### What needs to be done
Extract every record, exactly as written, and ignore the pictures.
* START Data lines *
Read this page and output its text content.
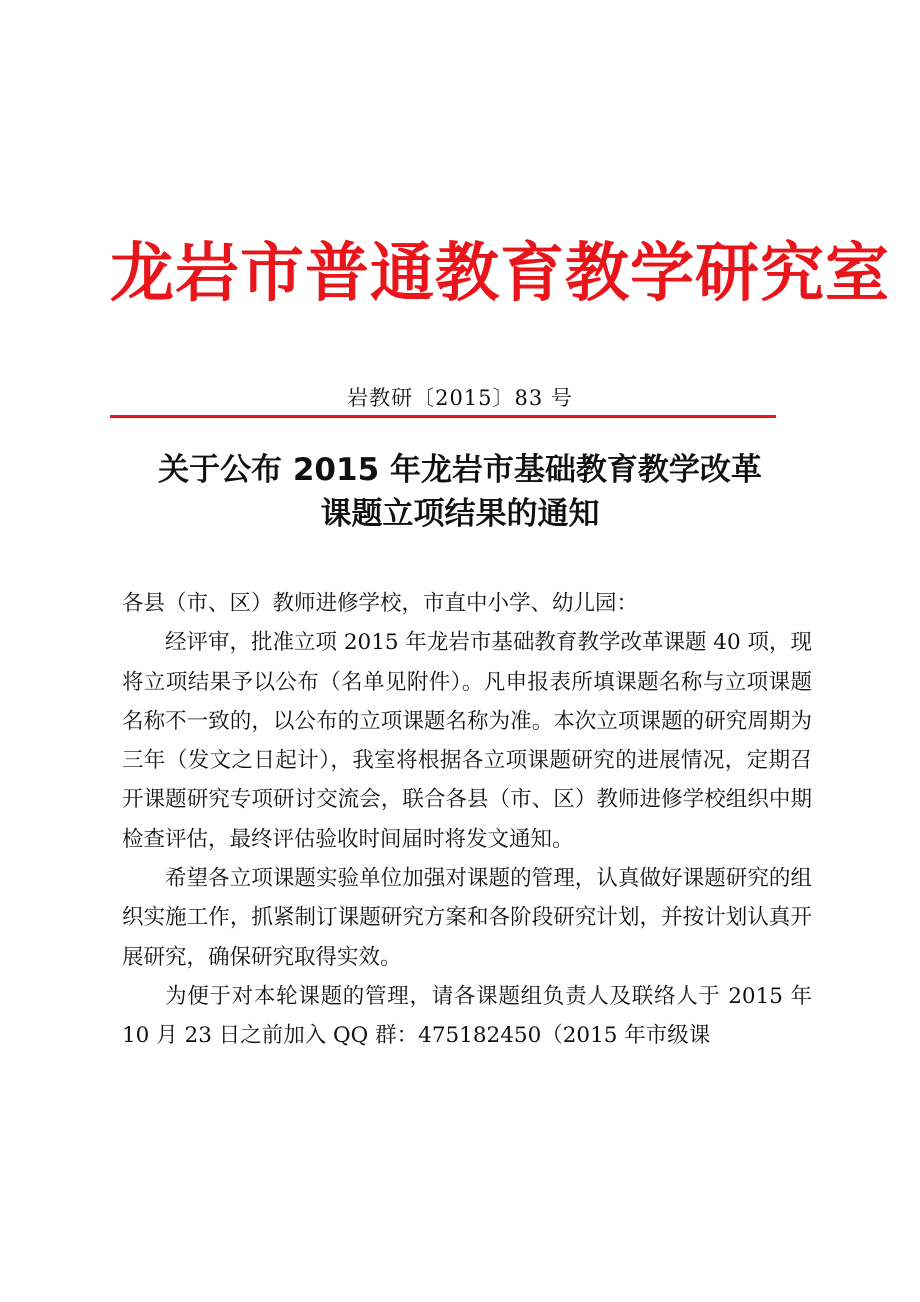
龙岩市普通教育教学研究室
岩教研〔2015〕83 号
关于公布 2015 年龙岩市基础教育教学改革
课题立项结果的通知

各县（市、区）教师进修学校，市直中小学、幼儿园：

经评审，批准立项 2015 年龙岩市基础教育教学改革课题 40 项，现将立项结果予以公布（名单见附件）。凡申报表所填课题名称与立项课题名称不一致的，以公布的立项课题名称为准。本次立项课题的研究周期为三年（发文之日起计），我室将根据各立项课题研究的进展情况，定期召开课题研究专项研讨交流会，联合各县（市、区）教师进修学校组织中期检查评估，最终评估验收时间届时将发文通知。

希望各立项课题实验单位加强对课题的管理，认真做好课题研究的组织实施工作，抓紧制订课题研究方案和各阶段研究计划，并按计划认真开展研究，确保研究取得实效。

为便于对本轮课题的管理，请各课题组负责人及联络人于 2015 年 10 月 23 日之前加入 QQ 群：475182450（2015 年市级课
* END Data lines *
### Task answer
Read this page and output its text content.
龙岩市普通教育教学研究室
岩教研〔2015〕83 号
关于公布 2015 年龙岩市基础教育教学改革
课题立项结果的通知

各县（市、区）教师进修学校，市直中小学、幼儿园：

经评审，批准立项 2015 年龙岩市基础教育教学改革课题 40 项，现将立项结果予以公布（名单见附件）。凡申报表所填课题名称与立项课题名称不一致的，以公布的立项课题名称为准。本次立项课题的研究周期为三年（发文之日起计），我室将根据各立项课题研究的进展情况，定期召开课题研究专项研讨交流会，联合各县（市、区）教师进修学校组织中期检查评估，最终评估验收时间届时将发文通知。

希望各立项课题实验单位加强对课题的管理，认真做好课题研究的组织实施工作，抓紧制订课题研究方案和各阶段研究计划，并按计划认真开展研究，确保研究取得实效。

为便于对本轮课题的管理，请各课题组负责人及联络人于 2015 年 10 月 23 日之前加入 QQ 群：475182450（2015 年市级课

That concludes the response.